→ PROMPT
Reproduce each line exactly, including spacing and punctuation.

Figure contents as structured data
....

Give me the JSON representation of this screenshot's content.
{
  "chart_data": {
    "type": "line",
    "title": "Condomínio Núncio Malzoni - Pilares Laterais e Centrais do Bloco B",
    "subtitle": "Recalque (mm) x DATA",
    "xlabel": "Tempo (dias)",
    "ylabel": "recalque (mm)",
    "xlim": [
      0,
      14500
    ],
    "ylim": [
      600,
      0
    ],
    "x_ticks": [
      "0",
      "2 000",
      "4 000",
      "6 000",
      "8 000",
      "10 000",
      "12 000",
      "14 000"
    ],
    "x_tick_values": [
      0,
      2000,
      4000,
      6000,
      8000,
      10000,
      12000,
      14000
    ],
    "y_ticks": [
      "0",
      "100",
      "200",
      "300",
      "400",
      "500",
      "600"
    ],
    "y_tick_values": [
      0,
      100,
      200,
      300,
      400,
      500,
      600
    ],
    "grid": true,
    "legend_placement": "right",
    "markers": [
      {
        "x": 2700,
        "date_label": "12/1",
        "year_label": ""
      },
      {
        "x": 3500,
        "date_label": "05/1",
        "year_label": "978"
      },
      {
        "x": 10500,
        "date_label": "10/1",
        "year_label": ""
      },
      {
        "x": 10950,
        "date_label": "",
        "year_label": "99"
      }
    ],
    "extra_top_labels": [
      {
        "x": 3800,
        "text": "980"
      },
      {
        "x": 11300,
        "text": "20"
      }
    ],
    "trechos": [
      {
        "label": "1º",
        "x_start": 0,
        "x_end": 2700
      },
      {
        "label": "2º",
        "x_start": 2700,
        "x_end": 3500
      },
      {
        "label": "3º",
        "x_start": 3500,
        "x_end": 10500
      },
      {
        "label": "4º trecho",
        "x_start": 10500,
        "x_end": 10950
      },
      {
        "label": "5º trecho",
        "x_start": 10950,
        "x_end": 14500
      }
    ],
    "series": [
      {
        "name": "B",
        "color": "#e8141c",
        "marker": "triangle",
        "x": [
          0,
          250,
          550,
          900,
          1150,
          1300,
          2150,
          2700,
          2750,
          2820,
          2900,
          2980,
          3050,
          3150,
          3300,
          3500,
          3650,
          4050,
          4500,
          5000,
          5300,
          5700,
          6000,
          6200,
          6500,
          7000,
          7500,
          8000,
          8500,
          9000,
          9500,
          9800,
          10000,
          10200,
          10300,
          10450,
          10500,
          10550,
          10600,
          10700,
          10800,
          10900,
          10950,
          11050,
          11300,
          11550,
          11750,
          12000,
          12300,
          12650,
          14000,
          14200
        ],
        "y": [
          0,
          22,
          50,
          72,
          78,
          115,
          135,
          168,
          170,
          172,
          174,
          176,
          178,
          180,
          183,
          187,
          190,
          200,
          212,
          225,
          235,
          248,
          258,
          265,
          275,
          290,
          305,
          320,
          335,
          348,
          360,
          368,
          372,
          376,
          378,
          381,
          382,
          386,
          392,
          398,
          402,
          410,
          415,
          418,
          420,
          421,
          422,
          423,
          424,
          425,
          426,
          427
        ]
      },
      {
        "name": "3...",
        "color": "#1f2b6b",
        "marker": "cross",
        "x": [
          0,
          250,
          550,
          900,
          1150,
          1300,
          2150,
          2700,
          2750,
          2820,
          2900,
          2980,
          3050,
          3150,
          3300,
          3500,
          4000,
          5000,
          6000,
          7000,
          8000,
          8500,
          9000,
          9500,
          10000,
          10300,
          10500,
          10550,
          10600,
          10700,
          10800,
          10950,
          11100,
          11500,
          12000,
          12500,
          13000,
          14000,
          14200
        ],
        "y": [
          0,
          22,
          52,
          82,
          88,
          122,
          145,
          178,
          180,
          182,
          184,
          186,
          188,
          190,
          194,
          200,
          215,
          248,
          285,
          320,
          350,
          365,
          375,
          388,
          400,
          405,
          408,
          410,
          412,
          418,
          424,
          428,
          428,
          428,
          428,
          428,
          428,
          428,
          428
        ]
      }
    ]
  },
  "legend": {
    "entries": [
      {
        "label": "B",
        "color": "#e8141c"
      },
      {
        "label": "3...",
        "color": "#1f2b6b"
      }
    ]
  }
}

....

→ SOLUTION FOR THIS TASK
Give me the JSON representation of this screenshot's content.
{
  "chart_data": {
    "type": "line",
    "title": "Condomínio Núncio Malzoni - Pilares Laterais e Centrais do Bloco B",
    "subtitle": "Recalque (mm) x DATA",
    "xlabel": "Tempo (dias)",
    "ylabel": "recalque (mm)",
    "xlim": [
      0,
      14500
    ],
    "ylim": [
      600,
      0
    ],
    "x_ticks": [
      "0",
      "2 000",
      "4 000",
      "6 000",
      "8 000",
      "10 000",
      "12 000",
      "14 000"
    ],
    "x_tick_values": [
      0,
      2000,
      4000,
      6000,
      8000,
      10000,
      12000,
      14000
    ],
    "y_ticks": [
      "0",
      "100",
      "200",
      "300",
      "400",
      "500",
      "600"
    ],
    "y_tick_values": [
      0,
      100,
      200,
      300,
      400,
      500,
      600
    ],
    "grid": true,
    "legend_placement": "right",
    "markers": [
      {
        "x": 2700,
        "date_label": "12/1",
        "year_label": ""
      },
      {
        "x": 3500,
        "date_label": "05/1",
        "year_label": "978"
      },
      {
        "x": 10500,
        "date_label": "10/1",
        "year_label": ""
      },
      {
        "x": 10950,
        "date_label": "",
        "year_label": "99"
      }
    ],
    "extra_top_labels": [
      {
        "x": 3800,
        "text": "980"
      },
      {
        "x": 11300,
        "text": "20"
      }
    ],
    "trechos": [
      {
        "label": "1º",
        "x_start": 0,
        "x_end": 2700
      },
      {
        "label": "2º",
        "x_start": 2700,
        "x_end": 3500
      },
      {
        "label": "3º",
        "x_start": 3500,
        "x_end": 10500
      },
      {
        "label": "4º trecho",
        "x_start": 10500,
        "x_end": 10950
      },
      {
        "label": "5º trecho",
        "x_start": 10950,
        "x_end": 14500
      }
    ],
    "series": [
      {
        "name": "B",
        "color": "#e8141c",
        "marker": "triangle",
        "x": [
          0,
          250,
          550,
          900,
          1150,
          1300,
          2150,
          2700,
          2750,
          2820,
          2900,
          2980,
          3050,
          3150,
          3300,
          3500,
          3650,
          4050,
          4500,
          5000,
          5300,
          5700,
          6000,
          6200,
          6500,
          7000,
          7500,
          8000,
          8500,
          9000,
          9500,
          9800,
          10000,
          10200,
          10300,
          10450,
          10500,
          10550,
          10600,
          10700,
          10800,
          10900,
          10950,
          11050,
          11300,
          11550,
          11750,
          12000,
          12300,
          12650,
          14000,
          14200
        ],
        "y": [
          0,
          22,
          50,
          72,
          78,
          115,
          135,
          168,
          170,
          172,
          174,
          176,
          178,
          180,
          183,
          187,
          190,
          200,
          212,
          225,
          235,
          248,
          258,
          265,
          275,
          290,
          305,
          320,
          335,
          348,
          360,
          368,
          372,
          376,
          378,
          381,
          382,
          386,
          392,
          398,
          402,
          410,
          415,
          418,
          420,
          421,
          422,
          423,
          424,
          425,
          426,
          427
        ]
      },
      {
        "name": "3...",
        "color": "#1f2b6b",
        "marker": "cross",
        "x": [
          0,
          250,
          550,
          900,
          1150,
          1300,
          2150,
          2700,
          2750,
          2820,
          2900,
          2980,
          3050,
          3150,
          3300,
          3500,
          4000,
          5000,
          6000,
          7000,
          8000,
          8500,
          9000,
          9500,
          10000,
          10300,
          10500,
          10550,
          10600,
          10700,
          10800,
          10950,
          11100,
          11500,
          12000,
          12500,
          13000,
          14000,
          14200
        ],
        "y": [
          0,
          22,
          52,
          82,
          88,
          122,
          145,
          178,
          180,
          182,
          184,
          186,
          188,
          190,
          194,
          200,
          215,
          248,
          285,
          320,
          350,
          365,
          375,
          388,
          400,
          405,
          408,
          410,
          412,
          418,
          424,
          428,
          428,
          428,
          428,
          428,
          428,
          428,
          428
        ]
      }
    ]
  },
  "legend": {
    "entries": [
      {
        "label": "B",
        "color": "#e8141c"
      },
      {
        "label": "3...",
        "color": "#1f2b6b"
      }
    ]
  }
}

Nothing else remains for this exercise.